Among the entries below, find how many lines carry the word "must" and state only that figure.

>>

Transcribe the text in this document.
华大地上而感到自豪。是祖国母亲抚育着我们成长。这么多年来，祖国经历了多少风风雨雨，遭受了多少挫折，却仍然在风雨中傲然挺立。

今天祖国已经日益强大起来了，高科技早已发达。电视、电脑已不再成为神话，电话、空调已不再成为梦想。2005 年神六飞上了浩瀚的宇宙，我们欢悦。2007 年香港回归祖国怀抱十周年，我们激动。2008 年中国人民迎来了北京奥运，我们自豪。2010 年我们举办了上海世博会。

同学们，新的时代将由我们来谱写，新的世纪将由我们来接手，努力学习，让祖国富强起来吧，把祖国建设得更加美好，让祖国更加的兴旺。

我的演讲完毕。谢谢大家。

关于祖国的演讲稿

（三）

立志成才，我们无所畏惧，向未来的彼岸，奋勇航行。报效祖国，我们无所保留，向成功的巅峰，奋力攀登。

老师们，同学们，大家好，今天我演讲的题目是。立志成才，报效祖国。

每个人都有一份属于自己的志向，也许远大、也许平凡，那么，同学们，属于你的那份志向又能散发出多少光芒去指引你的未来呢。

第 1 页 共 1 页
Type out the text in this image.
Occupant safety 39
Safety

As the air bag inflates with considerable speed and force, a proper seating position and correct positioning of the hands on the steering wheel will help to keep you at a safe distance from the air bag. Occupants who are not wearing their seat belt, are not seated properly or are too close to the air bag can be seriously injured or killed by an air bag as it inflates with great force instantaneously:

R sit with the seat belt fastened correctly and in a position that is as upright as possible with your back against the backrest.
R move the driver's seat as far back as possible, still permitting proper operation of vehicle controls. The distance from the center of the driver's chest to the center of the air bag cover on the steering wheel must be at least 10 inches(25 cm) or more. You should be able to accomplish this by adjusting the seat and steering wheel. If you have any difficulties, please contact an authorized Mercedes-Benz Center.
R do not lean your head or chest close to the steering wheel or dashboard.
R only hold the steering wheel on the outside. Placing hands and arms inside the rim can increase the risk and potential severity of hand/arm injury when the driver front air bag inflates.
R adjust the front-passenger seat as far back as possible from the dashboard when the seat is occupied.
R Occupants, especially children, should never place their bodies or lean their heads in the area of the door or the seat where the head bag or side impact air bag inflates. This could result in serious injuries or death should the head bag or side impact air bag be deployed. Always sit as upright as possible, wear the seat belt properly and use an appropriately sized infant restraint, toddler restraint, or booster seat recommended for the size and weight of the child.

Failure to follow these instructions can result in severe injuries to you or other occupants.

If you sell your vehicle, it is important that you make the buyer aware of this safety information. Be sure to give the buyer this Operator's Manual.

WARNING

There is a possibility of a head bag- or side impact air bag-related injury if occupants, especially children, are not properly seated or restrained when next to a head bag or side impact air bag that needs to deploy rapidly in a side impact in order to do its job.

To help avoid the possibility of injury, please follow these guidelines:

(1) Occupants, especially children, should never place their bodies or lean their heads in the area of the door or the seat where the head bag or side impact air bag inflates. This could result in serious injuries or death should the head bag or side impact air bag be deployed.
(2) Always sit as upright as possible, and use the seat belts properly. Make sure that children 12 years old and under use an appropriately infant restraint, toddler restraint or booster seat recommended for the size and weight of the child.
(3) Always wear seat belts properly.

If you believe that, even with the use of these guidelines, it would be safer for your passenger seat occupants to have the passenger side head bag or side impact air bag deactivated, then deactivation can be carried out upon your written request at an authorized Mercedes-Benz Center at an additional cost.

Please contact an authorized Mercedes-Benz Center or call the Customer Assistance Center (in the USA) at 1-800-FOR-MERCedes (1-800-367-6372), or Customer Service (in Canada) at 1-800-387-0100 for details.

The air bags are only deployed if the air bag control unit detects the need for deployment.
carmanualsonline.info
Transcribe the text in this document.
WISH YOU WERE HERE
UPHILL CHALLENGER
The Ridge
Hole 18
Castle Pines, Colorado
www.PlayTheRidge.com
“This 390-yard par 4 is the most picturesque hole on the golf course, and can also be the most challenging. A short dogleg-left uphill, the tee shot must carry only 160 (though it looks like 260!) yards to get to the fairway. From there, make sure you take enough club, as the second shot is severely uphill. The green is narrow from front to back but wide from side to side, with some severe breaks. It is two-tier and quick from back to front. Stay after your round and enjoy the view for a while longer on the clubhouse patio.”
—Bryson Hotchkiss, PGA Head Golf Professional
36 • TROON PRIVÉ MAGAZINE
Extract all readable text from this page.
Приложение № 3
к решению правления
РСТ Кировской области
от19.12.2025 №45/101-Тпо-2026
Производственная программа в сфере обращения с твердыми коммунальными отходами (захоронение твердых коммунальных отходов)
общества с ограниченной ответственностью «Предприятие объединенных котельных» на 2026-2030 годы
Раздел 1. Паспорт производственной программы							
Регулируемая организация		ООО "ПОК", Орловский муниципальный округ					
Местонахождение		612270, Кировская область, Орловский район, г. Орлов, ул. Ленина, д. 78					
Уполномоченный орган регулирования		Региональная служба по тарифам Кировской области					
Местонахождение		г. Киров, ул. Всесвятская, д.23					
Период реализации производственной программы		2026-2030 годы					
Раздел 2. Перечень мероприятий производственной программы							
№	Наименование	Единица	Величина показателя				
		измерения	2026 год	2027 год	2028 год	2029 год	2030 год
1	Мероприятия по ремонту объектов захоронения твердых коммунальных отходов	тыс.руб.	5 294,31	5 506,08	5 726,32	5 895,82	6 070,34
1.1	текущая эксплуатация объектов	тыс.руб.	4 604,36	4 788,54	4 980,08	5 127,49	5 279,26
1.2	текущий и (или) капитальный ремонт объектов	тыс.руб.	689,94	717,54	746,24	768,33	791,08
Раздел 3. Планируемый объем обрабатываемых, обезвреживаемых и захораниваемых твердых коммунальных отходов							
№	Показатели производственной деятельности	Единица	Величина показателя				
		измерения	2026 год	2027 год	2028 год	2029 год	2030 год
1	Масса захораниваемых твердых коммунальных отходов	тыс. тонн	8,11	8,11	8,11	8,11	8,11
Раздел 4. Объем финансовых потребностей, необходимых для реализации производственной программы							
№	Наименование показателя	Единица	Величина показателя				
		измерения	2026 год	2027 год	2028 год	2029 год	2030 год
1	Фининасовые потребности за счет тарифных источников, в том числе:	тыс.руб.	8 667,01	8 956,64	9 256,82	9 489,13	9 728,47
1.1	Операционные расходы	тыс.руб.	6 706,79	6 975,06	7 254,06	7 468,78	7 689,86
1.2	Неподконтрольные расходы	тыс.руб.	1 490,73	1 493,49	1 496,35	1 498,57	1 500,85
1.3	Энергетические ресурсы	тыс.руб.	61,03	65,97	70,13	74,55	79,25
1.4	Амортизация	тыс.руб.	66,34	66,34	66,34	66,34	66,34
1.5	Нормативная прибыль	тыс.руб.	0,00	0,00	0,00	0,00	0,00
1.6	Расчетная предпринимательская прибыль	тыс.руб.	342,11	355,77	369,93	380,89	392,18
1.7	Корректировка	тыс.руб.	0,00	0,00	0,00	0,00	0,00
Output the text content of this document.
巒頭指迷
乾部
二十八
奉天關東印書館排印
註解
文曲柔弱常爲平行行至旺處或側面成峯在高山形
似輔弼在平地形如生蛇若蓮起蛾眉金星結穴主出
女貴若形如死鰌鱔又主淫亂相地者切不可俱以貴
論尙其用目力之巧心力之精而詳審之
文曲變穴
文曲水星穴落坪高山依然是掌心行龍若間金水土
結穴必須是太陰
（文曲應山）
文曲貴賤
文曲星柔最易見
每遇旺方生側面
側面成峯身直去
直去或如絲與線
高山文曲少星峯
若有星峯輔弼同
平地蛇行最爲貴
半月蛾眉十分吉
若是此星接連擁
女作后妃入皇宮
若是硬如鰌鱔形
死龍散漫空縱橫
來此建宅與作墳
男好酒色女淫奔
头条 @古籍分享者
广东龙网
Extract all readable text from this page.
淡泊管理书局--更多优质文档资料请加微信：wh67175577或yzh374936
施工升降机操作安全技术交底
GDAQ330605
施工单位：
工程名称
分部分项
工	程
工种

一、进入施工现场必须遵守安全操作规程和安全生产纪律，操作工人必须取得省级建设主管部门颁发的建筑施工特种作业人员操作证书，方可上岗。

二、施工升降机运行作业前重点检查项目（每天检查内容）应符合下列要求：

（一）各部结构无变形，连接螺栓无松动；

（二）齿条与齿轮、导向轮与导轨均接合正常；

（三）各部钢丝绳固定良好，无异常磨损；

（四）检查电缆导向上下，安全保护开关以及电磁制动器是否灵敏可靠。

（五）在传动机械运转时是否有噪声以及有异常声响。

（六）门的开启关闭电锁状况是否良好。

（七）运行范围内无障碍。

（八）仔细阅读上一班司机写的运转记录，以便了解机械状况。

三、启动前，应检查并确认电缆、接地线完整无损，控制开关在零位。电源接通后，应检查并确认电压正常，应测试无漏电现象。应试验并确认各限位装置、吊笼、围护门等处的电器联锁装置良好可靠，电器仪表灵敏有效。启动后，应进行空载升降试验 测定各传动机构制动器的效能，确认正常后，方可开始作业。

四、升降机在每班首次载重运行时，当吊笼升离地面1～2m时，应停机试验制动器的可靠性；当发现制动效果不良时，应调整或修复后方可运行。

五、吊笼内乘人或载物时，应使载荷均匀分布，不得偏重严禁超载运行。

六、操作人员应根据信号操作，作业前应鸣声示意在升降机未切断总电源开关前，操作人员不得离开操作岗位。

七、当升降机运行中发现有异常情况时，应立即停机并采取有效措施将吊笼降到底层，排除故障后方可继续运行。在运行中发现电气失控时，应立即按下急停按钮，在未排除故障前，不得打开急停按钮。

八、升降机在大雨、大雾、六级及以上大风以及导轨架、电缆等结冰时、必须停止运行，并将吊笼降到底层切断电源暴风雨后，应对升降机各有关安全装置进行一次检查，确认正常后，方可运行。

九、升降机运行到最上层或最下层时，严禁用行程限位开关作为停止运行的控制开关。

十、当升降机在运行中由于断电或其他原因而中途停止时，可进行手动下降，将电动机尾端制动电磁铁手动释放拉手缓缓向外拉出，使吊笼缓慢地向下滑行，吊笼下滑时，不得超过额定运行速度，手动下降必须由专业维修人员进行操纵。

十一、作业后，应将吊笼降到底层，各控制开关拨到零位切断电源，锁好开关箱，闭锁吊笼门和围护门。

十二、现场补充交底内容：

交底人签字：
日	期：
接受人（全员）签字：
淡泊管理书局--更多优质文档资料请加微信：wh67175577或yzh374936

<<

### COMPLETED TASK
2